** Begin INFORMATION SUPPLIED **

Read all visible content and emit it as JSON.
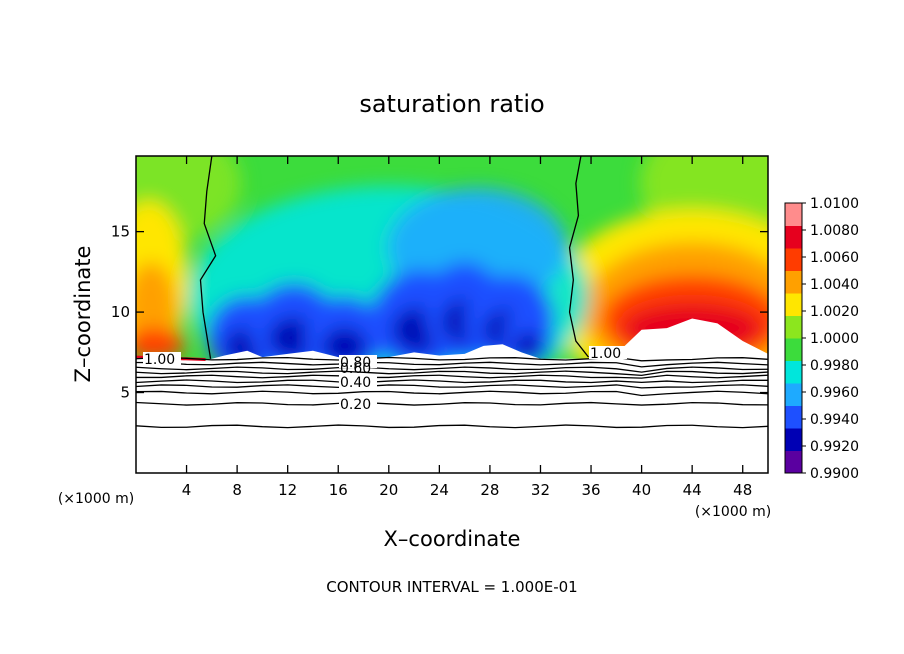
{
  "chart_data": {
    "type": "heatmap",
    "title": "saturation ratio",
    "xlabel": "X–coordinate",
    "ylabel": "Z–coordinate",
    "x_multiplier": "(×1000 m)",
    "y_multiplier": "(×1000 m)",
    "xlim": [
      0,
      50
    ],
    "ylim": [
      0,
      19.7
    ],
    "x_ticks": [
      "4",
      "8",
      "12",
      "16",
      "20",
      "24",
      "28",
      "32",
      "36",
      "40",
      "44",
      "48"
    ],
    "y_ticks": [
      "5",
      "10",
      "15"
    ],
    "colorbar": {
      "labels": [
        "1.0100",
        "1.0080",
        "1.0060",
        "1.0040",
        "1.0020",
        "1.0000",
        "0.9980",
        "0.9960",
        "0.9940",
        "0.9920",
        "0.9900"
      ],
      "min": 0.99,
      "max": 1.01,
      "colors": [
        "#5a00a0",
        "#0000b4",
        "#1e50ff",
        "#1eaaff",
        "#00e6dc",
        "#3cdc3c",
        "#8ce61e",
        "#ffe600",
        "#ffa000",
        "#ff3c00",
        "#e6001e",
        "#ff8c8c"
      ]
    },
    "contour_labels": [
      "1.00",
      "0.80",
      "0.60",
      "0.40",
      "0.20",
      "1.00"
    ],
    "contour_interval_note": "CONTOUR INTERVAL = 1.000E-01",
    "field_description_keys": {
      "lower_region": "saturation ratio < 0.99 shown white below ~7 km",
      "plume_centers_km": [
        8.5,
        12,
        16.5,
        19,
        24,
        27,
        30
      ]
    }
  }
}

** End INFORMATION SUPPLIED **

WRITTEN PROBLEM: Copy out all lines that carry the word "coordinate".

CORRECT ANSWER:
    "xlabel": "X–coordinate",
    "ylabel": "Z–coordinate",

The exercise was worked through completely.